* [Problem details]: Identify all lines below that hold "color" and collect them.

* [Data supplied]:
——
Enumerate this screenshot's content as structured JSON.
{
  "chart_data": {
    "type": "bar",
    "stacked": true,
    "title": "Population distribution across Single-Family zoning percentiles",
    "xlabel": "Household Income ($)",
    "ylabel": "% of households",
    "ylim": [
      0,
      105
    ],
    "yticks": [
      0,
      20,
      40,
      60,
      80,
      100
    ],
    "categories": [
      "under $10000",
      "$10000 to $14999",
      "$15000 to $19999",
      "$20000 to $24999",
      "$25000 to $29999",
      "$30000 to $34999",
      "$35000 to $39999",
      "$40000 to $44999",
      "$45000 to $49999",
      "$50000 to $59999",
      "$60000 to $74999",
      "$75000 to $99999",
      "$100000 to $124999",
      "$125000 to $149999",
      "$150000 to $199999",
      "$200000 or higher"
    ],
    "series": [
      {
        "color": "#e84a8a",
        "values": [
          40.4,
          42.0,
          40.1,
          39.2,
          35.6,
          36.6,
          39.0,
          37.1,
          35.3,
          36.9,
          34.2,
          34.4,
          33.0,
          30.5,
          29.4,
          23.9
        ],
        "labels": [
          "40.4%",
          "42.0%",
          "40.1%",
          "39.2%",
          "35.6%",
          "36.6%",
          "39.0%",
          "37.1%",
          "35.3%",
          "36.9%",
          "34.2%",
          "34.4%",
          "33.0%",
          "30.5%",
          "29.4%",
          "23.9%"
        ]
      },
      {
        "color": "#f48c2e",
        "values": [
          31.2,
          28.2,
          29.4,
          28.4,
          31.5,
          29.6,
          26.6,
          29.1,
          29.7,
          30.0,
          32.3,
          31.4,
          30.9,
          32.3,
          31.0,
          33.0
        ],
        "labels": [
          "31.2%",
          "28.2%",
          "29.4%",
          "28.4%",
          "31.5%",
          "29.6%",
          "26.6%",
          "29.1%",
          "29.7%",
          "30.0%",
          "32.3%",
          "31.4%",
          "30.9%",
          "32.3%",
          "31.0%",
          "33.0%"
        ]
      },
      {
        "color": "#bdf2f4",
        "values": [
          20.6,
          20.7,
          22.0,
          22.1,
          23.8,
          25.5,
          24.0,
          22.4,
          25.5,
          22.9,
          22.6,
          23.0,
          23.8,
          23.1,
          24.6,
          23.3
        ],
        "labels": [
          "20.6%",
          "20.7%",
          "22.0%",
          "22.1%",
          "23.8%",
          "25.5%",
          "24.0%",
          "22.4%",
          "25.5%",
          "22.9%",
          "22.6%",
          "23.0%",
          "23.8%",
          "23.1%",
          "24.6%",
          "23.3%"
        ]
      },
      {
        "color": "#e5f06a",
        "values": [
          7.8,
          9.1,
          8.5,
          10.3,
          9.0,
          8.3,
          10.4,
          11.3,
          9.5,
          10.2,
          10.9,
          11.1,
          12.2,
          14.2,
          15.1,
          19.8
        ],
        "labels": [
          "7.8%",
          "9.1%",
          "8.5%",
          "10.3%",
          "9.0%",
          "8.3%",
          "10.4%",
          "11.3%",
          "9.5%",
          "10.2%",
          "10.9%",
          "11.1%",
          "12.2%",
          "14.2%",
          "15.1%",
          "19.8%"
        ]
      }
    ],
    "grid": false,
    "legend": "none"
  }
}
——
* [Correct result]:
        "color": "#e84a8a",
        "color": "#f48c2e",
        "color": "#bdf2f4",
        "color": "#e5f06a",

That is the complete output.